> Set task:
Could you give the data below again, exactly and completely?

> Input material:

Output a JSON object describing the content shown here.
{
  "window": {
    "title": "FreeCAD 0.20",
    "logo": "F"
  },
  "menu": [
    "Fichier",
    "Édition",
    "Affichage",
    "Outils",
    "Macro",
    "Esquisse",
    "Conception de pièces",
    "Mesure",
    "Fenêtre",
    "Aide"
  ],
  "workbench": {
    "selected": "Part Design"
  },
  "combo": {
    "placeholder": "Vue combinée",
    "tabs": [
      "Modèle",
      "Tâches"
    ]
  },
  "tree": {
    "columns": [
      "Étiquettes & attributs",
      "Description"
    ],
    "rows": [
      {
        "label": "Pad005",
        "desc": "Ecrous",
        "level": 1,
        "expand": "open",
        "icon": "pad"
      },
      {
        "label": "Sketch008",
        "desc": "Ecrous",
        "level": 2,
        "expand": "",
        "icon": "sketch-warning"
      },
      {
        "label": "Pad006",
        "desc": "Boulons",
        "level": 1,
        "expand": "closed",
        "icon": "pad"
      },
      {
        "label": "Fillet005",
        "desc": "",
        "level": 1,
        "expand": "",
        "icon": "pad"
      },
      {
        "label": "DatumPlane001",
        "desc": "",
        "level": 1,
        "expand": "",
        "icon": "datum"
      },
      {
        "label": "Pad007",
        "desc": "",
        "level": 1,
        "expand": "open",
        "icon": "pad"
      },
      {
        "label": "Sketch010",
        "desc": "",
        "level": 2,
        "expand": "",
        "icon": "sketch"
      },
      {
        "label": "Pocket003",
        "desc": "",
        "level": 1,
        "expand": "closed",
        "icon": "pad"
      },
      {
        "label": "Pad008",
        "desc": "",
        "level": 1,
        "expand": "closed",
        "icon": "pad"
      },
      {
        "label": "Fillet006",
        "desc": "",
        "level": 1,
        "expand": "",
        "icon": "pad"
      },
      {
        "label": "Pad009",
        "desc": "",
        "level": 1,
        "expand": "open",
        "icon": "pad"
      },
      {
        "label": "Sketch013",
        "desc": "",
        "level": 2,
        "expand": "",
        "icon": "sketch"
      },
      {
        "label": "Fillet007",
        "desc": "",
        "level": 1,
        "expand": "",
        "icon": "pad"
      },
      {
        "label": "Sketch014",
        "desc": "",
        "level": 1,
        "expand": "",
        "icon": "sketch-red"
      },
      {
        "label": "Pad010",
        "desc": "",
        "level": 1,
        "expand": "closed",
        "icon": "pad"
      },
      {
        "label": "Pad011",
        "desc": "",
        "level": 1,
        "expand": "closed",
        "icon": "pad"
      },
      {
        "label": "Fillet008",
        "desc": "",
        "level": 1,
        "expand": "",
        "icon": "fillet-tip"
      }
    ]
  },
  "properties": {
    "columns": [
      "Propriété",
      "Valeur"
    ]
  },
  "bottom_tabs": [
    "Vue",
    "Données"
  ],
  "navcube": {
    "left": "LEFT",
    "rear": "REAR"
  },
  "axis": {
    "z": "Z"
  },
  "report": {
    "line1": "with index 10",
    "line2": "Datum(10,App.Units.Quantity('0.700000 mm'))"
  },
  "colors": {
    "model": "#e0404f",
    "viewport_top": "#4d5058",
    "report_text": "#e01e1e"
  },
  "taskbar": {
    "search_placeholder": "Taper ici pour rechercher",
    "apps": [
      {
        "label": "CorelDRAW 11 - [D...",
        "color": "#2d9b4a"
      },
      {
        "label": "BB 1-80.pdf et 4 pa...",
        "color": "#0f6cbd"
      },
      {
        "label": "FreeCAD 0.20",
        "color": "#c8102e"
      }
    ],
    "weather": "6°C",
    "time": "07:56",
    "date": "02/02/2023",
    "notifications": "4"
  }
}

> The response:
Output a JSON object describing the content shown here.
{
  "window": {
    "title": "FreeCAD 0.20",
    "logo": "F"
  },
  "menu": [
    "Fichier",
    "Édition",
    "Affichage",
    "Outils",
    "Macro",
    "Esquisse",
    "Conception de pièces",
    "Mesure",
    "Fenêtre",
    "Aide"
  ],
  "workbench": {
    "selected": "Part Design"
  },
  "combo": {
    "placeholder": "Vue combinée",
    "tabs": [
      "Modèle",
      "Tâches"
    ]
  },
  "tree": {
    "columns": [
      "Étiquettes & attributs",
      "Description"
    ],
    "rows": [
      {
        "label": "Pad005",
        "desc": "Ecrous",
        "level": 1,
        "expand": "open",
        "icon": "pad"
      },
      {
        "label": "Sketch008",
        "desc": "Ecrous",
        "level": 2,
        "expand": "",
        "icon": "sketch-warning"
      },
      {
        "label": "Pad006",
        "desc": "Boulons",
        "level": 1,
        "expand": "closed",
        "icon": "pad"
      },
      {
        "label": "Fillet005",
        "desc": "",
        "level": 1,
        "expand": "",
        "icon": "pad"
      },
      {
        "label": "DatumPlane001",
        "desc": "",
        "level": 1,
        "expand": "",
        "icon": "datum"
      },
      {
        "label": "Pad007",
        "desc": "",
        "level": 1,
        "expand": "open",
        "icon": "pad"
      },
      {
        "label": "Sketch010",
        "desc": "",
        "level": 2,
        "expand": "",
        "icon": "sketch"
      },
      {
        "label": "Pocket003",
        "desc": "",
        "level": 1,
        "expand": "closed",
        "icon": "pad"
      },
      {
        "label": "Pad008",
        "desc": "",
        "level": 1,
        "expand": "closed",
        "icon": "pad"
      },
      {
        "label": "Fillet006",
        "desc": "",
        "level": 1,
        "expand": "",
        "icon": "pad"
      },
      {
        "label": "Pad009",
        "desc": "",
        "level": 1,
        "expand": "open",
        "icon": "pad"
      },
      {
        "label": "Sketch013",
        "desc": "",
        "level": 2,
        "expand": "",
        "icon": "sketch"
      },
      {
        "label": "Fillet007",
        "desc": "",
        "level": 1,
        "expand": "",
        "icon": "pad"
      },
      {
        "label": "Sketch014",
        "desc": "",
        "level": 1,
        "expand": "",
        "icon": "sketch-red"
      },
      {
        "label": "Pad010",
        "desc": "",
        "level": 1,
        "expand": "closed",
        "icon": "pad"
      },
      {
        "label": "Pad011",
        "desc": "",
        "level": 1,
        "expand": "closed",
        "icon": "pad"
      },
      {
        "label": "Fillet008",
        "desc": "",
        "level": 1,
        "expand": "",
        "icon": "fillet-tip"
      }
    ]
  },
  "properties": {
    "columns": [
      "Propriété",
      "Valeur"
    ]
  },
  "bottom_tabs": [
    "Vue",
    "Données"
  ],
  "navcube": {
    "left": "LEFT",
    "rear": "REAR"
  },
  "axis": {
    "z": "Z"
  },
  "report": {
    "line1": "with index 10",
    "line2": "Datum(10,App.Units.Quantity('0.700000 mm'))"
  },
  "colors": {
    "model": "#e0404f",
    "viewport_top": "#4d5058",
    "report_text": "#e01e1e"
  },
  "taskbar": {
    "search_placeholder": "Taper ici pour rechercher",
    "apps": [
      {
        "label": "CorelDRAW 11 - [D...",
        "color": "#2d9b4a"
      },
      {
        "label": "BB 1-80.pdf et 4 pa...",
        "color": "#0f6cbd"
      },
      {
        "label": "FreeCAD 0.20",
        "color": "#c8102e"
      }
    ],
    "weather": "6°C",
    "time": "07:56",
    "date": "02/02/2023",
    "notifications": "4"
  }
}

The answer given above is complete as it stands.